◆ Task to complete:
Copy out each line of the material below with no changes.

◆ Information given:
******

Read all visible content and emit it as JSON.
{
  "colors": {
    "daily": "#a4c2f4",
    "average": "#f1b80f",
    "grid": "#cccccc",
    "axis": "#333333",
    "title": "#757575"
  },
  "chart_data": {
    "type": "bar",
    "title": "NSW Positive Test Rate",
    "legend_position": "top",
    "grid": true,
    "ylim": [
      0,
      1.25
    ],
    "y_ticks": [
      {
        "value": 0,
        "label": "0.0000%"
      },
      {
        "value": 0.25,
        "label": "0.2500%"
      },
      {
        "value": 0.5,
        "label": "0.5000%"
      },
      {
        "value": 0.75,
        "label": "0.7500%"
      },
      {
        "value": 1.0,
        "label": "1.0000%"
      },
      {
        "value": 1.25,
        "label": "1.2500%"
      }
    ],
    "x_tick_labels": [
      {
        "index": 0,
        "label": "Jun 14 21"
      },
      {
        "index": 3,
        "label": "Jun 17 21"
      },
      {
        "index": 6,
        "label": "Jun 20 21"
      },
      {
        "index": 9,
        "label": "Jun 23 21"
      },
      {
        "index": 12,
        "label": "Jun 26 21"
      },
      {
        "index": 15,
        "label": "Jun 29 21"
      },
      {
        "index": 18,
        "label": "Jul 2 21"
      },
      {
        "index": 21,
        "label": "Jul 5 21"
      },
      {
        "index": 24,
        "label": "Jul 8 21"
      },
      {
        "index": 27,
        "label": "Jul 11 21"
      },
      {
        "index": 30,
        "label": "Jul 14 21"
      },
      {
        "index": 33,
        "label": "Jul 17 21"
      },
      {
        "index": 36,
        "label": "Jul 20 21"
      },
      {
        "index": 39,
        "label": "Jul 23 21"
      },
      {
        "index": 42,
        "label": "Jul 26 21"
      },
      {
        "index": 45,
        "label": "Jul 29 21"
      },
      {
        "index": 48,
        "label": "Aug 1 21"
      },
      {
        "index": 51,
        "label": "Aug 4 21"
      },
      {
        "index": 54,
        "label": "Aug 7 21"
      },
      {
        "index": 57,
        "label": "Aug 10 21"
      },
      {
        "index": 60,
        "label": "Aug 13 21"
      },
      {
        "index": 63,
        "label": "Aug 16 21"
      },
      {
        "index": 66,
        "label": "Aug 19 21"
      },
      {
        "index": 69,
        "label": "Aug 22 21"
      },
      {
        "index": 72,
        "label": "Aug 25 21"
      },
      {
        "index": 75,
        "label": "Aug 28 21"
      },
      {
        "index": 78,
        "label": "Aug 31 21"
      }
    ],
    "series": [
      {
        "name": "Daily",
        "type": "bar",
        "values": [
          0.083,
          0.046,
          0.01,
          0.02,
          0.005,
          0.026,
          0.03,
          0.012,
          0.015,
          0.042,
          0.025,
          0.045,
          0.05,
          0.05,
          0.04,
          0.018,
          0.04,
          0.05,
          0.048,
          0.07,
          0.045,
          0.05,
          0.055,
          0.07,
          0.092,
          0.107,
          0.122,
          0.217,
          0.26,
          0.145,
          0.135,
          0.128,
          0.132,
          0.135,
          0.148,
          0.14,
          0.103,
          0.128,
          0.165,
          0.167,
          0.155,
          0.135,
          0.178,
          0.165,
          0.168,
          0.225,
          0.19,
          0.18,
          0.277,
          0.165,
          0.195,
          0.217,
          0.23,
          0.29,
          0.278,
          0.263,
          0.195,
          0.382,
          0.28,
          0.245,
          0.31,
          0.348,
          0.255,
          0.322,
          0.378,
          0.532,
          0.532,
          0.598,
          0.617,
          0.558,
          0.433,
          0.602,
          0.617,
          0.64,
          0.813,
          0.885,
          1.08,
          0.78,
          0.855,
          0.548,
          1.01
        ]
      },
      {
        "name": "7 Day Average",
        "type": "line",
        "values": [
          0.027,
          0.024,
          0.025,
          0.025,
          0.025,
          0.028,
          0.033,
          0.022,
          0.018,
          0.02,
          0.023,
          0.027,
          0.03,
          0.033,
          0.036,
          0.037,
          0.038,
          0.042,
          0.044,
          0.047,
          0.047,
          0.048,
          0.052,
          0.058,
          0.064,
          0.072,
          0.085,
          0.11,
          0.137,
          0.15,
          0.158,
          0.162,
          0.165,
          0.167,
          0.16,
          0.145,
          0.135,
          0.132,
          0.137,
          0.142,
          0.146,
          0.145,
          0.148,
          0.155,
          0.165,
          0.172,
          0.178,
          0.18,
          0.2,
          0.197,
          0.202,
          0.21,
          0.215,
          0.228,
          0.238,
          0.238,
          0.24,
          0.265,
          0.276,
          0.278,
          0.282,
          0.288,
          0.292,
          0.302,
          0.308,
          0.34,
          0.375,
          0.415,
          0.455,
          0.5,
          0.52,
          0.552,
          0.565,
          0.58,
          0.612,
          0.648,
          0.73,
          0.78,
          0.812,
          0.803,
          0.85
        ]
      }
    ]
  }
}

******

◆ Task response:
Read all visible content and emit it as JSON.
{
  "colors": {
    "daily": "#a4c2f4",
    "average": "#f1b80f",
    "grid": "#cccccc",
    "axis": "#333333",
    "title": "#757575"
  },
  "chart_data": {
    "type": "bar",
    "title": "NSW Positive Test Rate",
    "legend_position": "top",
    "grid": true,
    "ylim": [
      0,
      1.25
    ],
    "y_ticks": [
      {
        "value": 0,
        "label": "0.0000%"
      },
      {
        "value": 0.25,
        "label": "0.2500%"
      },
      {
        "value": 0.5,
        "label": "0.5000%"
      },
      {
        "value": 0.75,
        "label": "0.7500%"
      },
      {
        "value": 1.0,
        "label": "1.0000%"
      },
      {
        "value": 1.25,
        "label": "1.2500%"
      }
    ],
    "x_tick_labels": [
      {
        "index": 0,
        "label": "Jun 14 21"
      },
      {
        "index": 3,
        "label": "Jun 17 21"
      },
      {
        "index": 6,
        "label": "Jun 20 21"
      },
      {
        "index": 9,
        "label": "Jun 23 21"
      },
      {
        "index": 12,
        "label": "Jun 26 21"
      },
      {
        "index": 15,
        "label": "Jun 29 21"
      },
      {
        "index": 18,
        "label": "Jul 2 21"
      },
      {
        "index": 21,
        "label": "Jul 5 21"
      },
      {
        "index": 24,
        "label": "Jul 8 21"
      },
      {
        "index": 27,
        "label": "Jul 11 21"
      },
      {
        "index": 30,
        "label": "Jul 14 21"
      },
      {
        "index": 33,
        "label": "Jul 17 21"
      },
      {
        "index": 36,
        "label": "Jul 20 21"
      },
      {
        "index": 39,
        "label": "Jul 23 21"
      },
      {
        "index": 42,
        "label": "Jul 26 21"
      },
      {
        "index": 45,
        "label": "Jul 29 21"
      },
      {
        "index": 48,
        "label": "Aug 1 21"
      },
      {
        "index": 51,
        "label": "Aug 4 21"
      },
      {
        "index": 54,
        "label": "Aug 7 21"
      },
      {
        "index": 57,
        "label": "Aug 10 21"
      },
      {
        "index": 60,
        "label": "Aug 13 21"
      },
      {
        "index": 63,
        "label": "Aug 16 21"
      },
      {
        "index": 66,
        "label": "Aug 19 21"
      },
      {
        "index": 69,
        "label": "Aug 22 21"
      },
      {
        "index": 72,
        "label": "Aug 25 21"
      },
      {
        "index": 75,
        "label": "Aug 28 21"
      },
      {
        "index": 78,
        "label": "Aug 31 21"
      }
    ],
    "series": [
      {
        "name": "Daily",
        "type": "bar",
        "values": [
          0.083,
          0.046,
          0.01,
          0.02,
          0.005,
          0.026,
          0.03,
          0.012,
          0.015,
          0.042,
          0.025,
          0.045,
          0.05,
          0.05,
          0.04,
          0.018,
          0.04,
          0.05,
          0.048,
          0.07,
          0.045,
          0.05,
          0.055,
          0.07,
          0.092,
          0.107,
          0.122,
          0.217,
          0.26,
          0.145,
          0.135,
          0.128,
          0.132,
          0.135,
          0.148,
          0.14,
          0.103,
          0.128,
          0.165,
          0.167,
          0.155,
          0.135,
          0.178,
          0.165,
          0.168,
          0.225,
          0.19,
          0.18,
          0.277,
          0.165,
          0.195,
          0.217,
          0.23,
          0.29,
          0.278,
          0.263,
          0.195,
          0.382,
          0.28,
          0.245,
          0.31,
          0.348,
          0.255,
          0.322,
          0.378,
          0.532,
          0.532,
          0.598,
          0.617,
          0.558,
          0.433,
          0.602,
          0.617,
          0.64,
          0.813,
          0.885,
          1.08,
          0.78,
          0.855,
          0.548,
          1.01
        ]
      },
      {
        "name": "7 Day Average",
        "type": "line",
        "values": [
          0.027,
          0.024,
          0.025,
          0.025,
          0.025,
          0.028,
          0.033,
          0.022,
          0.018,
          0.02,
          0.023,
          0.027,
          0.03,
          0.033,
          0.036,
          0.037,
          0.038,
          0.042,
          0.044,
          0.047,
          0.047,
          0.048,
          0.052,
          0.058,
          0.064,
          0.072,
          0.085,
          0.11,
          0.137,
          0.15,
          0.158,
          0.162,
          0.165,
          0.167,
          0.16,
          0.145,
          0.135,
          0.132,
          0.137,
          0.142,
          0.146,
          0.145,
          0.148,
          0.155,
          0.165,
          0.172,
          0.178,
          0.18,
          0.2,
          0.197,
          0.202,
          0.21,
          0.215,
          0.228,
          0.238,
          0.238,
          0.24,
          0.265,
          0.276,
          0.278,
          0.282,
          0.288,
          0.292,
          0.302,
          0.308,
          0.34,
          0.375,
          0.415,
          0.455,
          0.5,
          0.52,
          0.552,
          0.565,
          0.58,
          0.612,
          0.648,
          0.73,
          0.78,
          0.812,
          0.803,
          0.85
        ]
      }
    ]
  }
}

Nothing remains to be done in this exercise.